Transcribe the records that follow exactly. Skip the pictures.

Stored data
########

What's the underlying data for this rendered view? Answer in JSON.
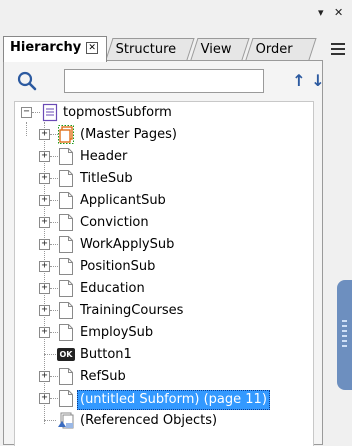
{
  "window": {
    "pin_glyph": "▾",
    "close_glyph": "✕"
  },
  "tabs": [
    {
      "label": "Hierarchy",
      "active": true
    },
    {
      "label": "Structure",
      "active": false
    },
    {
      "label": "View",
      "active": false
    },
    {
      "label": "Order",
      "active": false
    }
  ],
  "tab_close_glyph": "✕",
  "search": {
    "placeholder": "",
    "value": "",
    "up_glyph": "↑",
    "down_glyph": "↓"
  },
  "tree": {
    "root": {
      "label": "topmostSubform",
      "expander": "−"
    },
    "expander_glyph": "+",
    "items": [
      {
        "label": "(Master Pages)",
        "icon": "master-pages-icon"
      },
      {
        "label": "Header",
        "icon": "subform-icon"
      },
      {
        "label": "TitleSub",
        "icon": "subform-icon"
      },
      {
        "label": "ApplicantSub",
        "icon": "subform-icon"
      },
      {
        "label": "Conviction",
        "icon": "subform-icon"
      },
      {
        "label": "WorkApplySub",
        "icon": "subform-icon"
      },
      {
        "label": "PositionSub",
        "icon": "subform-icon"
      },
      {
        "label": "Education",
        "icon": "subform-icon"
      },
      {
        "label": "TrainingCourses",
        "icon": "subform-icon"
      },
      {
        "label": "EmploySub",
        "icon": "subform-icon"
      },
      {
        "label": "Button1",
        "icon": "button-icon",
        "ok_text": "OK"
      },
      {
        "label": "RefSub",
        "icon": "subform-icon"
      },
      {
        "label": "(untitled Subform) (page 11)",
        "icon": "subform-icon",
        "selected": true
      },
      {
        "label": "(Referenced Objects)",
        "icon": "referenced-objects-icon"
      }
    ]
  },
  "colors": {
    "selection": "#3399ff",
    "accent": "#2c5aa0",
    "master_pages": "#e0701a"
  }
}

########

#### Answer below
What's the underlying data for this rendered view? Answer in JSON.
{
  "window": {
    "pin_glyph": "▾",
    "close_glyph": "✕"
  },
  "tabs": [
    {
      "label": "Hierarchy",
      "active": true
    },
    {
      "label": "Structure",
      "active": false
    },
    {
      "label": "View",
      "active": false
    },
    {
      "label": "Order",
      "active": false
    }
  ],
  "tab_close_glyph": "✕",
  "search": {
    "placeholder": "",
    "value": "",
    "up_glyph": "↑",
    "down_glyph": "↓"
  },
  "tree": {
    "root": {
      "label": "topmostSubform",
      "expander": "−"
    },
    "expander_glyph": "+",
    "items": [
      {
        "label": "(Master Pages)",
        "icon": "master-pages-icon"
      },
      {
        "label": "Header",
        "icon": "subform-icon"
      },
      {
        "label": "TitleSub",
        "icon": "subform-icon"
      },
      {
        "label": "ApplicantSub",
        "icon": "subform-icon"
      },
      {
        "label": "Conviction",
        "icon": "subform-icon"
      },
      {
        "label": "WorkApplySub",
        "icon": "subform-icon"
      },
      {
        "label": "PositionSub",
        "icon": "subform-icon"
      },
      {
        "label": "Education",
        "icon": "subform-icon"
      },
      {
        "label": "TrainingCourses",
        "icon": "subform-icon"
      },
      {
        "label": "EmploySub",
        "icon": "subform-icon"
      },
      {
        "label": "Button1",
        "icon": "button-icon",
        "ok_text": "OK"
      },
      {
        "label": "RefSub",
        "icon": "subform-icon"
      },
      {
        "label": "(untitled Subform) (page 11)",
        "icon": "subform-icon",
        "selected": true
      },
      {
        "label": "(Referenced Objects)",
        "icon": "referenced-objects-icon"
      }
    ]
  },
  "colors": {
    "selection": "#3399ff",
    "accent": "#2c5aa0",
    "master_pages": "#e0701a"
  }
}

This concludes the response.